+++ Source records +++

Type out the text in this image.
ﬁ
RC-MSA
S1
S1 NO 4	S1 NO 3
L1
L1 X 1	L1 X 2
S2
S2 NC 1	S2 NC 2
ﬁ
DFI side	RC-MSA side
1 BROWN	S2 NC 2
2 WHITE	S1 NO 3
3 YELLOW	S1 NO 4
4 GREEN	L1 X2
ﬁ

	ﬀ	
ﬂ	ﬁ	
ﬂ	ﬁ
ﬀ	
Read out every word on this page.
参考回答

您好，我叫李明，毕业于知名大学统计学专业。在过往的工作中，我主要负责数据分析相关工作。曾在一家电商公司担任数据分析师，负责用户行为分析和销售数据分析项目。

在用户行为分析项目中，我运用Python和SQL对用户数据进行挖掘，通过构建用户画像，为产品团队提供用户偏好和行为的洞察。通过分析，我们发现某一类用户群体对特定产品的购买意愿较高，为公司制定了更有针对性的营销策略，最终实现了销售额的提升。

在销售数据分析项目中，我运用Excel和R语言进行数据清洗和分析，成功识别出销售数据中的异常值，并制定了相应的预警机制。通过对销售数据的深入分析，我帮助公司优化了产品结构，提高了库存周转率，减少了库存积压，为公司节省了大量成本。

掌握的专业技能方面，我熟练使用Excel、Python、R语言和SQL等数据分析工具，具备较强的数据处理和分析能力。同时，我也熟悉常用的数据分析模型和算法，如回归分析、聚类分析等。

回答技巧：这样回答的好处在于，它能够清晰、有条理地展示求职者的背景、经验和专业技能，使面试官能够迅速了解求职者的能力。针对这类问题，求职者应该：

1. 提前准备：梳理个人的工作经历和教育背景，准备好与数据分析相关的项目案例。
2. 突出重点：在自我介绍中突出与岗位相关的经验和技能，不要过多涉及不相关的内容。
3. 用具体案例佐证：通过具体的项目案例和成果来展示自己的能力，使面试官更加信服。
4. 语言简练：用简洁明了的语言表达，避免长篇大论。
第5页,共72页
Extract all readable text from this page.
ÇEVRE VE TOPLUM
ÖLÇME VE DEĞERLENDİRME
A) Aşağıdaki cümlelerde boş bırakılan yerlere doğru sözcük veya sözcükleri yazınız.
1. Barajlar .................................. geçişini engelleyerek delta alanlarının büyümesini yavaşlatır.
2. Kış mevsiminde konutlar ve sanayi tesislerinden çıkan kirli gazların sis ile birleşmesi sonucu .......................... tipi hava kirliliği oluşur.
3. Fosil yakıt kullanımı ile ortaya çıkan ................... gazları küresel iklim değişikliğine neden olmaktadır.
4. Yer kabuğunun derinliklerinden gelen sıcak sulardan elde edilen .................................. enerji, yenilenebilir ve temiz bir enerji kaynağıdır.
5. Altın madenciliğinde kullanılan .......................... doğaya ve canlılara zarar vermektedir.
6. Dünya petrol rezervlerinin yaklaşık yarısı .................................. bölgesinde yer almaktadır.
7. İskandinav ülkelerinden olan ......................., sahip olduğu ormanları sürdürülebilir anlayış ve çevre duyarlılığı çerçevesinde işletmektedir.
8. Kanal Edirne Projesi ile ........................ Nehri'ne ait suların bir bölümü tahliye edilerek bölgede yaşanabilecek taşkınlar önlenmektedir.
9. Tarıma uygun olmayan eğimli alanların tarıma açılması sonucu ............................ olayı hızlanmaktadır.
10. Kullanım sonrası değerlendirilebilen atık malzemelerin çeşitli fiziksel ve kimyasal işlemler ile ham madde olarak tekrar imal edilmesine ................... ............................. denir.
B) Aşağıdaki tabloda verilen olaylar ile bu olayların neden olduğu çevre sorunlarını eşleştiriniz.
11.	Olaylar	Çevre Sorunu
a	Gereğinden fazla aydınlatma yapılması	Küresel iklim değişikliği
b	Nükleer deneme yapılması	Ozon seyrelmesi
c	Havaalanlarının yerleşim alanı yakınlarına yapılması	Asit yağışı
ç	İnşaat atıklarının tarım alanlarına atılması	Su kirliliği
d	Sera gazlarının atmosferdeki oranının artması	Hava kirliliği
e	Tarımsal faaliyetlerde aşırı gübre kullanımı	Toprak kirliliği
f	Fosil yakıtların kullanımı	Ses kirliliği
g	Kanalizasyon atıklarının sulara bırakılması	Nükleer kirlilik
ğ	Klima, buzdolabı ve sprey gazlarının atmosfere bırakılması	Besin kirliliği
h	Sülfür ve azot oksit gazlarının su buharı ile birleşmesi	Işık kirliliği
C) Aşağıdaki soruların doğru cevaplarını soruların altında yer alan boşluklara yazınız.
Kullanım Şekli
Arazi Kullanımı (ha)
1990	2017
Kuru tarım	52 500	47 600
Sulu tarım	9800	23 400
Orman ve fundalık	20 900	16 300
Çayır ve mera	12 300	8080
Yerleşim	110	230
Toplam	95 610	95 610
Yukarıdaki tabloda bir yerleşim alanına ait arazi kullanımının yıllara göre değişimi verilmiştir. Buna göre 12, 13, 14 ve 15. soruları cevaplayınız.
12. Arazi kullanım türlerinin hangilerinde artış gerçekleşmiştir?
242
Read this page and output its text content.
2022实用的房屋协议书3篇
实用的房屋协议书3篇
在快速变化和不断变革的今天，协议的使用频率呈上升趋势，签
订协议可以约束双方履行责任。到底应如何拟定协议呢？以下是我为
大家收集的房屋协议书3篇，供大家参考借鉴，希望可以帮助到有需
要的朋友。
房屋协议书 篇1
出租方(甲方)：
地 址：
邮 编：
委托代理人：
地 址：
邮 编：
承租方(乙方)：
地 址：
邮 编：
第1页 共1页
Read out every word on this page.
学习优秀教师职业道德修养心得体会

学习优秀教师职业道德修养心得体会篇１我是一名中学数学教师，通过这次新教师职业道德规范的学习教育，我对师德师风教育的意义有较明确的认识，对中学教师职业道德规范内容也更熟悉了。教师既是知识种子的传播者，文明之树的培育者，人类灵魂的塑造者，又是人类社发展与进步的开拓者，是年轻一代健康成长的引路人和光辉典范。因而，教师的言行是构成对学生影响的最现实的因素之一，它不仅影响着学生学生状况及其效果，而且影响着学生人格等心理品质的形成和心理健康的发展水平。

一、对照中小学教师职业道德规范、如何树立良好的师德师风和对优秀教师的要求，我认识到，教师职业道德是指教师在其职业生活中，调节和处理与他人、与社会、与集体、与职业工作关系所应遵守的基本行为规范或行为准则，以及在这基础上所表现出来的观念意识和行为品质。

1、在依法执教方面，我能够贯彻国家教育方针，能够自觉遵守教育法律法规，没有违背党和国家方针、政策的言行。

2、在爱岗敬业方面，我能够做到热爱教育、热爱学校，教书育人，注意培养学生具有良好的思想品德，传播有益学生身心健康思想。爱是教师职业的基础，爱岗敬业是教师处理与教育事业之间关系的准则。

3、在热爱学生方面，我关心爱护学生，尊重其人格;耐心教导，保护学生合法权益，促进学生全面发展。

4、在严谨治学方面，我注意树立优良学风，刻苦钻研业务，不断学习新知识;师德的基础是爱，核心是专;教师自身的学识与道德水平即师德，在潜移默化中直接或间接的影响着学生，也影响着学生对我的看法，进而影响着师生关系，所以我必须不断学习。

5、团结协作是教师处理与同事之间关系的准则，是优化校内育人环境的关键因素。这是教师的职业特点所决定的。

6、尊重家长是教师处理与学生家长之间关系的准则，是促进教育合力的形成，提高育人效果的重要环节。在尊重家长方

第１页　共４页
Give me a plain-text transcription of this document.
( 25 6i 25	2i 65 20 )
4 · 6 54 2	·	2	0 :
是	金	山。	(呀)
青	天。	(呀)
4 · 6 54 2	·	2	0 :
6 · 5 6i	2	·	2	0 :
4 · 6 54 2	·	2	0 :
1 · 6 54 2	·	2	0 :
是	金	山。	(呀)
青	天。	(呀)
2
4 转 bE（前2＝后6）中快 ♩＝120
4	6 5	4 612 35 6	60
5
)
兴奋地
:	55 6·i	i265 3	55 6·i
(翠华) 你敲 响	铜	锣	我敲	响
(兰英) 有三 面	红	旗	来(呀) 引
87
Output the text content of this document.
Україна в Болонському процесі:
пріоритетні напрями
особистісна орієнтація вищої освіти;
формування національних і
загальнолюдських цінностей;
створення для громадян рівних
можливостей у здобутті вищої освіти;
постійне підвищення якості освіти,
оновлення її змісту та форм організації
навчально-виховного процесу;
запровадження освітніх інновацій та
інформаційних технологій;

+++

| Requirement |
Look through the records and gather every line containing "text".

| The output |
Type out the text in this image.
Extract all readable text from this page.
Read this page and output its text content.
Give me a plain-text transcription of this document.
Output the text content of this document.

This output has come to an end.